» WHAT IS REQUIRED: Search the material for the string "questions", then return every line where it is found.

### DATA PROVIDED ###

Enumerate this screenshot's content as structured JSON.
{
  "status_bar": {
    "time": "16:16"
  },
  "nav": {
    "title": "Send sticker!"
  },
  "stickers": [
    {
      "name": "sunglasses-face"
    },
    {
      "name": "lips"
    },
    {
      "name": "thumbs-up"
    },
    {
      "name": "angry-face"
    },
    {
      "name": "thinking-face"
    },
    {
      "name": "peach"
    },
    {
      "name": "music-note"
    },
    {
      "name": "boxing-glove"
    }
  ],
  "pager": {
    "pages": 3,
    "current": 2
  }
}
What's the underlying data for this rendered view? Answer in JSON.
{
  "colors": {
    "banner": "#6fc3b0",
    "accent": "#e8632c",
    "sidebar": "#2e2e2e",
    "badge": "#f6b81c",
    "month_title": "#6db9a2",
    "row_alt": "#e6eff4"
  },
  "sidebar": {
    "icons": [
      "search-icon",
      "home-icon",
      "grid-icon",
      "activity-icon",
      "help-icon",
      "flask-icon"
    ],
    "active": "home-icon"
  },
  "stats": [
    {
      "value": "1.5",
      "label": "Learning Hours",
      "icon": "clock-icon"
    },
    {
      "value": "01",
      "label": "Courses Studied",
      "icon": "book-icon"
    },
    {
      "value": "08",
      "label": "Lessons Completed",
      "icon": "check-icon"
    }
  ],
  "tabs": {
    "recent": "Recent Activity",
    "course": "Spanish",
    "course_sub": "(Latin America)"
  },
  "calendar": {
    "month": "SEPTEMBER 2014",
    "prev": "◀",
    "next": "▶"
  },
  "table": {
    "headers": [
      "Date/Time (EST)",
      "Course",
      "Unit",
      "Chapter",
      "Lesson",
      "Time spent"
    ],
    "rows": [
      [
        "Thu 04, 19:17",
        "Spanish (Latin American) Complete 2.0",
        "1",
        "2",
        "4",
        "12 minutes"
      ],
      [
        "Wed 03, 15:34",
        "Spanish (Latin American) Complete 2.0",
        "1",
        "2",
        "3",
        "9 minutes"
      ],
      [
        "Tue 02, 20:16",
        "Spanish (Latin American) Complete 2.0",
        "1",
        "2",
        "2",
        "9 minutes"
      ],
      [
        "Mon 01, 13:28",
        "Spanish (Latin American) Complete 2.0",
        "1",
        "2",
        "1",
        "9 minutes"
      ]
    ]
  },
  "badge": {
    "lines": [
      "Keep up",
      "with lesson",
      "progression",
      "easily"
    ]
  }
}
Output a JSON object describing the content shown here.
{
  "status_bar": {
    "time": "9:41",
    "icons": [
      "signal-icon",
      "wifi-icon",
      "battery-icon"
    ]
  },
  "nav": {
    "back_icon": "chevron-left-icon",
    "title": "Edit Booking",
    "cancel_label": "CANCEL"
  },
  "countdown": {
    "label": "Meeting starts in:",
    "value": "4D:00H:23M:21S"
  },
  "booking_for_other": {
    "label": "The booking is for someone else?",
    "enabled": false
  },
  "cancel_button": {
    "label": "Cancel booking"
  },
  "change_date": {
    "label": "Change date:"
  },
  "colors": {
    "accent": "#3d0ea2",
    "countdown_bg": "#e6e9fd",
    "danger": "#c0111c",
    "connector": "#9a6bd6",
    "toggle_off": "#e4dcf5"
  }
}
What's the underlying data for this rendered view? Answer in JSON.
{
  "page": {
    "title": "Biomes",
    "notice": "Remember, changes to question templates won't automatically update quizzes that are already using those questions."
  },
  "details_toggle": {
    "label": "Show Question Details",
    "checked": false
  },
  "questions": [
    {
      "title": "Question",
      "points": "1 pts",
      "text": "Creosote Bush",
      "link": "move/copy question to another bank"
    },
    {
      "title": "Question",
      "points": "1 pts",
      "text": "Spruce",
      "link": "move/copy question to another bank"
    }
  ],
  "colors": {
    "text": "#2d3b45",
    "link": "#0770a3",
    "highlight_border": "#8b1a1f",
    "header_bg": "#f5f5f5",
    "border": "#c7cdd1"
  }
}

###

» RESULT OF THE TASK:
    "notice": "Remember, changes to question templates won't automatically update quizzes that are already using those questions."
  "questions": [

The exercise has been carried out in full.